##### Record extracts
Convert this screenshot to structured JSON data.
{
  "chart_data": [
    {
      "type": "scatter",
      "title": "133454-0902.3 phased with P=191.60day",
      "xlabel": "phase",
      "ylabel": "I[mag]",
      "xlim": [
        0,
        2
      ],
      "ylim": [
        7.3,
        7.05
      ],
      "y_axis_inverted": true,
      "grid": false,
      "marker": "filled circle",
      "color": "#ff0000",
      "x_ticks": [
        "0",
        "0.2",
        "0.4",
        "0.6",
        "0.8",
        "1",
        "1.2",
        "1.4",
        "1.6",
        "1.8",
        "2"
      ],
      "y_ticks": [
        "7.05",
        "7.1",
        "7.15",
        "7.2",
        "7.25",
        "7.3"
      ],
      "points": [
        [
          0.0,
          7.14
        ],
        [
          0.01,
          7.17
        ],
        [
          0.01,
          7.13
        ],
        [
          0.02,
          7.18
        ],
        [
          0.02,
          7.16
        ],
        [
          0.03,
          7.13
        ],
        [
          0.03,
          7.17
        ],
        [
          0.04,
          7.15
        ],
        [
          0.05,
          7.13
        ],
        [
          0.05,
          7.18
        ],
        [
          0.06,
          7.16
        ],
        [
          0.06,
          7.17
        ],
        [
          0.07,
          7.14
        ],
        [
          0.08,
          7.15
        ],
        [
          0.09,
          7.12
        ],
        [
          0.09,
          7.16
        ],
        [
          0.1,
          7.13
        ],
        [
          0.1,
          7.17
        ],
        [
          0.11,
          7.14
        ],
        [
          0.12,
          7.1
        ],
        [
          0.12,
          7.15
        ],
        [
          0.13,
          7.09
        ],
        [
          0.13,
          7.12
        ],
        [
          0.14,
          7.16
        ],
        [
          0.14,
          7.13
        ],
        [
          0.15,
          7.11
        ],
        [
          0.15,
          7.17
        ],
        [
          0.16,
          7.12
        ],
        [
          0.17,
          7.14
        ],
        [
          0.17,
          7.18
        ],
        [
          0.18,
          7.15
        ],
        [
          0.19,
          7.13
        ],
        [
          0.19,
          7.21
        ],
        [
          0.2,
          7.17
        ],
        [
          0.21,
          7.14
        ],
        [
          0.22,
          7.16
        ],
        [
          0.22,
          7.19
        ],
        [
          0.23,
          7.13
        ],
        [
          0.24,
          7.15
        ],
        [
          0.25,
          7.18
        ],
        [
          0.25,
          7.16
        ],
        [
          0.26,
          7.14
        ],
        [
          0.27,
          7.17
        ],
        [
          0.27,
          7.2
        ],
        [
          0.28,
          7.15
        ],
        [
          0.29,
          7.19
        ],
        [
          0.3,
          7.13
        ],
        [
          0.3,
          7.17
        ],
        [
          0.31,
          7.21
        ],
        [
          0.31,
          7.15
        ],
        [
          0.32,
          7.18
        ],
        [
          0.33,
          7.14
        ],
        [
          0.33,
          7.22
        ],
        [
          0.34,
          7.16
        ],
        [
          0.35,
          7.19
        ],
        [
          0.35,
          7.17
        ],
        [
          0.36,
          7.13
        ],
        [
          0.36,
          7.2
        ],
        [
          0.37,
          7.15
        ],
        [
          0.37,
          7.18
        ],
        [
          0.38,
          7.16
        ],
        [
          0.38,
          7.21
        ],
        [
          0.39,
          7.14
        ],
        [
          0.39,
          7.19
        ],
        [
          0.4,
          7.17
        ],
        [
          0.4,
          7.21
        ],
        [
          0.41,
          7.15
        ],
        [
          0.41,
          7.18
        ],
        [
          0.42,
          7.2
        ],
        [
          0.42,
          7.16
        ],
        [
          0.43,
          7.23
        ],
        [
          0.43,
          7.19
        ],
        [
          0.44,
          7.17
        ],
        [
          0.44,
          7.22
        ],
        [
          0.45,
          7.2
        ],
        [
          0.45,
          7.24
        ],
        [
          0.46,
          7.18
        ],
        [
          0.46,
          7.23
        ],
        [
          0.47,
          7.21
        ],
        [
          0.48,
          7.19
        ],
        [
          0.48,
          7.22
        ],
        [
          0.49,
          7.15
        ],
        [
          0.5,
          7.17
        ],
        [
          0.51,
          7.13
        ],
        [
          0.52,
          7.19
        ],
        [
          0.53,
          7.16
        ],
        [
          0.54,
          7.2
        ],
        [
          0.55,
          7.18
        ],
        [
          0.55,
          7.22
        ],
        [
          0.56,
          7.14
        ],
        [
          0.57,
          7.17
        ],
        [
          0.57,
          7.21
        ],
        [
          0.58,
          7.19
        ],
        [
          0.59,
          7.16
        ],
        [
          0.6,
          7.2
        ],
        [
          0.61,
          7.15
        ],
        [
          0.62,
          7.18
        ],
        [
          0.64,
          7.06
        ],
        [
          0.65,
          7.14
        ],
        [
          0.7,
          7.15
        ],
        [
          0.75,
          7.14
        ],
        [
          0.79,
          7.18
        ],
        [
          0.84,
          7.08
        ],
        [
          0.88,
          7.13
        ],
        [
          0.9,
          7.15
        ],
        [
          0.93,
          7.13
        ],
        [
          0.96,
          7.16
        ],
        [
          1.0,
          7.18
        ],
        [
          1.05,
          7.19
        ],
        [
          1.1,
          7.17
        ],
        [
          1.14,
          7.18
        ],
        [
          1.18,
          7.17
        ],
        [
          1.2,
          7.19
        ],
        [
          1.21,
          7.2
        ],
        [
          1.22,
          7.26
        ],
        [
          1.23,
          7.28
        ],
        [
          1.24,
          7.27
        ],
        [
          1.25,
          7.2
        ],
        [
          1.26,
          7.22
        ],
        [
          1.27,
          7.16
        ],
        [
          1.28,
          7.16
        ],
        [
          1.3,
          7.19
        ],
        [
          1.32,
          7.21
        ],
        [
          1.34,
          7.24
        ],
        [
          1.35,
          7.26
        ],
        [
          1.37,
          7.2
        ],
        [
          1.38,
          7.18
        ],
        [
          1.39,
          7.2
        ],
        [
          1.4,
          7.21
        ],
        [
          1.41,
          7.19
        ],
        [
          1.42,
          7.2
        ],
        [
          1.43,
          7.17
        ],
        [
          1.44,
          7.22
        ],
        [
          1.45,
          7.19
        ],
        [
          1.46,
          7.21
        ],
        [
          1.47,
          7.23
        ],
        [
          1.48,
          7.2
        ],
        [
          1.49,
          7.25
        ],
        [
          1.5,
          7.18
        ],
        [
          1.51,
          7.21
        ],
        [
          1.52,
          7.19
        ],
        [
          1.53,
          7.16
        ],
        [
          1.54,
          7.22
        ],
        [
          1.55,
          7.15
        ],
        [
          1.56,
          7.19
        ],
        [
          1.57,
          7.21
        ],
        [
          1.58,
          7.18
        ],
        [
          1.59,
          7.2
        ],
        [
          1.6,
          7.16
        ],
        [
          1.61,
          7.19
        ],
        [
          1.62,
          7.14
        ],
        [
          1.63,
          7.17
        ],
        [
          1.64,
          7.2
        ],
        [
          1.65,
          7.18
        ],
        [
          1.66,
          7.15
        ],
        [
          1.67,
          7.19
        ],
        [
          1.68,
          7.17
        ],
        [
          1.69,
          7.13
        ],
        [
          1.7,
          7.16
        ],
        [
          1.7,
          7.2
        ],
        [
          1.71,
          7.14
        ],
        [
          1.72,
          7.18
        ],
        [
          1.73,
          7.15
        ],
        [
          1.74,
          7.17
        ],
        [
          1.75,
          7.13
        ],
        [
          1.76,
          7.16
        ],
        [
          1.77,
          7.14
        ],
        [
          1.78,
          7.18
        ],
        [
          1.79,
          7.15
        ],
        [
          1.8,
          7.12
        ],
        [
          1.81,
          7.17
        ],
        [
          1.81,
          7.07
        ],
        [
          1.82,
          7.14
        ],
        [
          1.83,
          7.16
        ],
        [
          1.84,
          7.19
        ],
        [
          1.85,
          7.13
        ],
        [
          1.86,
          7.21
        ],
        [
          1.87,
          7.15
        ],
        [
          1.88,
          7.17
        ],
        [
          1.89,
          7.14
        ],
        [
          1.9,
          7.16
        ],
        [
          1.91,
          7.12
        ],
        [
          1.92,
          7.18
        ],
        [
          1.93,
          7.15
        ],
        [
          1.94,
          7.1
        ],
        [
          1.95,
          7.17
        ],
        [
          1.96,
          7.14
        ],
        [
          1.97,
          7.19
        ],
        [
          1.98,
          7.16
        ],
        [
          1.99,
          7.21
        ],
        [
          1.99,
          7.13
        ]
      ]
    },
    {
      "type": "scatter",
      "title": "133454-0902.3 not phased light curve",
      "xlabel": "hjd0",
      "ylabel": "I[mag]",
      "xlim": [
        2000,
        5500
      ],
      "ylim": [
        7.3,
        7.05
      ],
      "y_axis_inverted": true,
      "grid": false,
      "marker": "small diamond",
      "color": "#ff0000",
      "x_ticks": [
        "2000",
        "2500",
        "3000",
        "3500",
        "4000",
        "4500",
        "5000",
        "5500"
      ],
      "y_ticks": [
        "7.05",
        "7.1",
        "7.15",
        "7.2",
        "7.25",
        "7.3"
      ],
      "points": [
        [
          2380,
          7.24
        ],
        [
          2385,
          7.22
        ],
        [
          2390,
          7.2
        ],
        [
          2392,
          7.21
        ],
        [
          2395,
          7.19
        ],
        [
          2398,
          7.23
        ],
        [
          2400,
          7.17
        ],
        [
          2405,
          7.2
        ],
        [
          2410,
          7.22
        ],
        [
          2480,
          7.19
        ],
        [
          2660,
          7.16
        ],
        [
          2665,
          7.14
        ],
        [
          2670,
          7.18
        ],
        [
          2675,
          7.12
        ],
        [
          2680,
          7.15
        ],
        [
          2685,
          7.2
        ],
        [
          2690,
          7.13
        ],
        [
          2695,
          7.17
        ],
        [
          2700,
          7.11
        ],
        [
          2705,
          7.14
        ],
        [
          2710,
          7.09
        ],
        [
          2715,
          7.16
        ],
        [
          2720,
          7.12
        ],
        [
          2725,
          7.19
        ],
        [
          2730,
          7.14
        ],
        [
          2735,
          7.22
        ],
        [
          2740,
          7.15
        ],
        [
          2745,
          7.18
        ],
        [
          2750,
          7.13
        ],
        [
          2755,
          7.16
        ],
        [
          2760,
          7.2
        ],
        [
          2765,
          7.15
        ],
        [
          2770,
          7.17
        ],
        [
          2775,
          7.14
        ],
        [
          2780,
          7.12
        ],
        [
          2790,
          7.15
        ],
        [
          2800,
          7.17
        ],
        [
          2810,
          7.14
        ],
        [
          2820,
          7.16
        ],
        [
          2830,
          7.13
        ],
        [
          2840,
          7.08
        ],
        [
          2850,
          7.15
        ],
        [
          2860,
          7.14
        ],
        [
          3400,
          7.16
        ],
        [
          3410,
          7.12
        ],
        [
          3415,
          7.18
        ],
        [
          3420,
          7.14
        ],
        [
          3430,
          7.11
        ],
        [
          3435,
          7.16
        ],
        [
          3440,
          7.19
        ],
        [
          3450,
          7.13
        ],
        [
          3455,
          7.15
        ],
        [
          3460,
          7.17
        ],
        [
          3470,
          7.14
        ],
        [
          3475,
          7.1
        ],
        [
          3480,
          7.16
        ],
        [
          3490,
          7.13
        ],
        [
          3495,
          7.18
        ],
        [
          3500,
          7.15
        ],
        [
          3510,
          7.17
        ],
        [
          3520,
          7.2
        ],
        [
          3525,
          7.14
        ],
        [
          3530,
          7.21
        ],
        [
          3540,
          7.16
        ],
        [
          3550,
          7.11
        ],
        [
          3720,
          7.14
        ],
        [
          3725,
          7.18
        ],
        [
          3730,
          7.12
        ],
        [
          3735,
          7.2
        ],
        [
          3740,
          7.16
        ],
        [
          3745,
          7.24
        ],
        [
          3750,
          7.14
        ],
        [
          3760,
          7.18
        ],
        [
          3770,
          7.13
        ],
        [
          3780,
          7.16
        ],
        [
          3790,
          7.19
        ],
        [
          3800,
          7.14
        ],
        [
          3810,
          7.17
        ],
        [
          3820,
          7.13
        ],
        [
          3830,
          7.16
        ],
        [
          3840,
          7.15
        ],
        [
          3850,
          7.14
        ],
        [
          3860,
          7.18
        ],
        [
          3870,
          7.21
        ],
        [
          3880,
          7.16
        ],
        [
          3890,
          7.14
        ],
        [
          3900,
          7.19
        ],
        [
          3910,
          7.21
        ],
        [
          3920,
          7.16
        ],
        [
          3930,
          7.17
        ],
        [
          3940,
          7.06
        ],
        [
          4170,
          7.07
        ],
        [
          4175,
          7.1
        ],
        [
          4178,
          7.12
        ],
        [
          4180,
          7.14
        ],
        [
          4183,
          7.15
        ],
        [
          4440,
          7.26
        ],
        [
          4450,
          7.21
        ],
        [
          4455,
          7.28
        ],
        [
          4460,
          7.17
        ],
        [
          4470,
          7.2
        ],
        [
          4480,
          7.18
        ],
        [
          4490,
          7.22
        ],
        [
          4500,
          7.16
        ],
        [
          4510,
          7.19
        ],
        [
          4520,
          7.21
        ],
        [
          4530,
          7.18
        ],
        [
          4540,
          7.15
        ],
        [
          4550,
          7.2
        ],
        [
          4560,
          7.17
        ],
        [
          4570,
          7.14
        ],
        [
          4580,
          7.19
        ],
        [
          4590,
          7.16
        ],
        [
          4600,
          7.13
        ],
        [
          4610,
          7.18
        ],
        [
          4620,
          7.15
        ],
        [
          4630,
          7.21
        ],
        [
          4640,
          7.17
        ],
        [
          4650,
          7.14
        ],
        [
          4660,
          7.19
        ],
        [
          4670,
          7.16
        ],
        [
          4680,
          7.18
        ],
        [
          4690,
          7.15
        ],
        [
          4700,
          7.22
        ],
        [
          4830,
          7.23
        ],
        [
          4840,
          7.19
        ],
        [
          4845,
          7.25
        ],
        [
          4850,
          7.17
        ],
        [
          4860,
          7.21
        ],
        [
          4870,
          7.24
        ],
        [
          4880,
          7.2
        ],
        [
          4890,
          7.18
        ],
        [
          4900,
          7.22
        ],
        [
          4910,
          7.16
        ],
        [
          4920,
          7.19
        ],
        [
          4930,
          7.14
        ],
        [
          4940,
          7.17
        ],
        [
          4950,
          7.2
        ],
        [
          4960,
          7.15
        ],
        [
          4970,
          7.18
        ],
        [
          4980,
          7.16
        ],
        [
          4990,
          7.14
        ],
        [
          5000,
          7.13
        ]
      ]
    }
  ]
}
##########
Pick out the lines containing the string "phased" and show them.

      "title": "133454-0902.3 phased with P=191.60day",
      "title": "133454-0902.3 not phased light curve",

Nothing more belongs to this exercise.